• [What you are asked to do]: Each line that holds the word "name" is to be identified and copied.

• [Data for this exercise]:
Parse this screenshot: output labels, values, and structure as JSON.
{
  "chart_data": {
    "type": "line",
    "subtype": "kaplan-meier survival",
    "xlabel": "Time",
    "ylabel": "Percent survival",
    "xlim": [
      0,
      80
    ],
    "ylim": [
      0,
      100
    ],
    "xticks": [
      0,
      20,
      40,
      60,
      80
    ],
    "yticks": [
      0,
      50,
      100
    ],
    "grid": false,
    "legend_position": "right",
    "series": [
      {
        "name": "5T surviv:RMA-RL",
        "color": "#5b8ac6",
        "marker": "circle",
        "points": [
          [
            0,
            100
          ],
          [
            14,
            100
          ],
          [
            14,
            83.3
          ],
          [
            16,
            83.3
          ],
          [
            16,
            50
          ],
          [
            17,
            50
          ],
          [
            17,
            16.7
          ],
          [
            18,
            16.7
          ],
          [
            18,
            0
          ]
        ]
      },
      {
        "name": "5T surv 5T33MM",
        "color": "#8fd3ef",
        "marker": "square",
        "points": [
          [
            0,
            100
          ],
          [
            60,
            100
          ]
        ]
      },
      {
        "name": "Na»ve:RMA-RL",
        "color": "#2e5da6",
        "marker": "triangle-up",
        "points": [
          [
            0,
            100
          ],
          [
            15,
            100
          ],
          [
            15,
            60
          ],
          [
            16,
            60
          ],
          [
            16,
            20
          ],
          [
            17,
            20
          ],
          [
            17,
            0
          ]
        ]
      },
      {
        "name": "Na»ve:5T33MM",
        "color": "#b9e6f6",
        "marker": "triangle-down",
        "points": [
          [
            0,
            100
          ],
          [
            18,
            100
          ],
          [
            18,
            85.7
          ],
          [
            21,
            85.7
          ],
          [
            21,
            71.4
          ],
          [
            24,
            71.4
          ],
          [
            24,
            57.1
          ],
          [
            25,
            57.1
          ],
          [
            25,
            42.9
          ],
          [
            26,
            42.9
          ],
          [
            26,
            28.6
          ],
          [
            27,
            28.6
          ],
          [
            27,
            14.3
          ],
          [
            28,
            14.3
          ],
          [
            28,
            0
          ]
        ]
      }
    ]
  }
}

• [Solved problem]:
        "name": "5T surviv:RMA-RL",
        "name": "5T surv 5T33MM",
        "name": "Na»ve:RMA-RL",
        "name": "Na»ve:5T33MM",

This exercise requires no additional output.